[Data records]

┄┄┄┄┄┄

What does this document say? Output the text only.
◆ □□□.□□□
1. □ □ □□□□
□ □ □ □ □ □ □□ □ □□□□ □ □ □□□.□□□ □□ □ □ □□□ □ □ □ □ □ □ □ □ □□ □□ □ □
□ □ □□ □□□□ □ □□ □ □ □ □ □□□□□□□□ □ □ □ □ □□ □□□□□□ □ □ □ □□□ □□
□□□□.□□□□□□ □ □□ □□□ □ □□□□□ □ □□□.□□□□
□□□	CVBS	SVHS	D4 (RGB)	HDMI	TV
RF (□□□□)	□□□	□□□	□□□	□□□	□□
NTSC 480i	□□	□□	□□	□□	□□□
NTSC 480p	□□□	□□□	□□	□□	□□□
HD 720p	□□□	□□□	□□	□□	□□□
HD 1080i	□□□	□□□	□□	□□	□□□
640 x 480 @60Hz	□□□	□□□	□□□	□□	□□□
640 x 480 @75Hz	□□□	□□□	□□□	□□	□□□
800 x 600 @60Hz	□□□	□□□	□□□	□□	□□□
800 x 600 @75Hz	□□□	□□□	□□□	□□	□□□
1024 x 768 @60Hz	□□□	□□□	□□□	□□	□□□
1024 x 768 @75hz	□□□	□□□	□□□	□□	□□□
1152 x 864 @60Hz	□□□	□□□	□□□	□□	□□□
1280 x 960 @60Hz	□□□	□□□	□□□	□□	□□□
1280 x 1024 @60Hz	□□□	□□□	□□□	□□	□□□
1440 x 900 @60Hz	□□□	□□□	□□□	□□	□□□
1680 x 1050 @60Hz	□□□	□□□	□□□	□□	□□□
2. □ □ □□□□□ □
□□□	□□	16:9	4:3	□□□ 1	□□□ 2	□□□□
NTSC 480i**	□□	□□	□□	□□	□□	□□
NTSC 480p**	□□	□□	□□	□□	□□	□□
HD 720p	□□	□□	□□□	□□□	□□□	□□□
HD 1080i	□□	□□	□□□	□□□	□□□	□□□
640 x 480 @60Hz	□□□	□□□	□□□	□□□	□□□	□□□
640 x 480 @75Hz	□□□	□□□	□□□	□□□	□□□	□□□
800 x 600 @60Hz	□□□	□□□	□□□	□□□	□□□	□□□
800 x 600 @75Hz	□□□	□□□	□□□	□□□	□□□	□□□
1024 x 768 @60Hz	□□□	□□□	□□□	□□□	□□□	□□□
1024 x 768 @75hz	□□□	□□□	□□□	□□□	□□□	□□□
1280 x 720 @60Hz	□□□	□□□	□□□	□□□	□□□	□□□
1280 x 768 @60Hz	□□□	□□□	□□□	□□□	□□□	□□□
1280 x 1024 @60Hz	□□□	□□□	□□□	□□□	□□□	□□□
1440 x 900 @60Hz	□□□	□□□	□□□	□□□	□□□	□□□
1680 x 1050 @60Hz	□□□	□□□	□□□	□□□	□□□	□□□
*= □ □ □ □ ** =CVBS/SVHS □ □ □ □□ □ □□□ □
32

┄┄┄┄┄┄

■ To do ■
Look for the word "NTSC" in every line of the listing and copy the lines that have it.

■ Right answer ■
NTSC 480i	□□	□□	□□	□□	□□□
NTSC 480p	□□□	□□□	□□	□□	□□□
NTSC 480i**	□□	□□	□□	□□	□□	□□
NTSC 480p**	□□	□□	□□	□□	□□	□□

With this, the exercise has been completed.